• [Document section]:
==================================================
This process can be broken into two actions:

  • Thinking – Identifying the necessary information, recalling its source, and mentally organizing it as a cohesive unit.
  • Doing – Finding and retrieving the required windows and tabs, scanning open ones, and fetching others via search, mouse, and keyboard.

Both thinking and doing rely on limited cognitive resources that must be repeatedly drawn upon throughout the day. Work can only begin once users mentally construct and manually assemble the information landscape on their desktop.

These insights form the central philosophy behind OpenWorkspace®: Insights and research into How we think on the desktop expressed here and in future posts are rooted in foundational cognitive research, including the Information Processing Model (Atkinson & Shiffrin, 1968), the Working Memory Model (Baddeley & Hitch, 1974), and Dual Coding Theory (Paivio, 1986), with measures of what we do on the desktop established by models like the GOMS (Goals, Operators, Methods, and Selection) and the Keystroke-Level Model (KLM). These frameworks explain the cognitive and physical steps users take to complete tasks.
==================================================
• [Data lines]:
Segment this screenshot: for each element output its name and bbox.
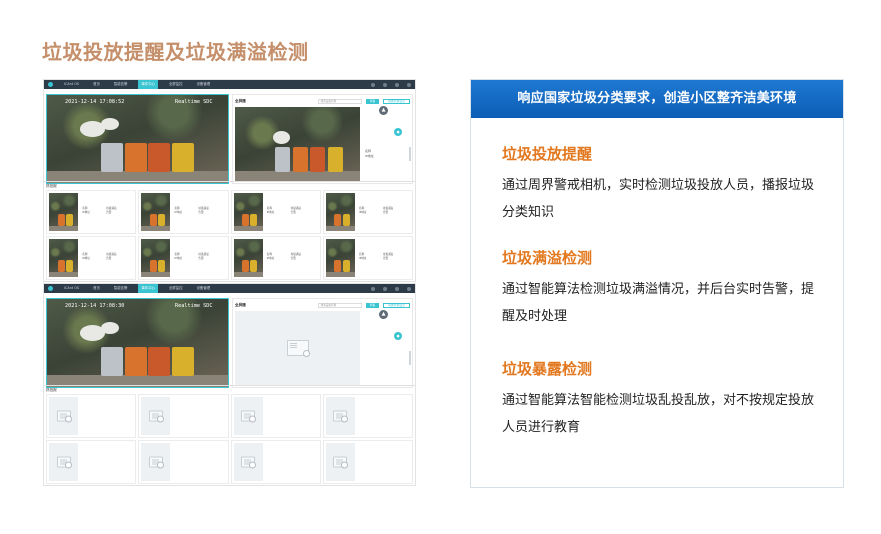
==================================================
• [Work to be completed]:
According to the passage on desktop work, what does the "Doing" action involve? The material has nothing to do with the passage on desktop work.

• [Task result]:
Finding and retrieving the required windows and tabs, scanning open ones, and fetching others via search, mouse, and keyboard.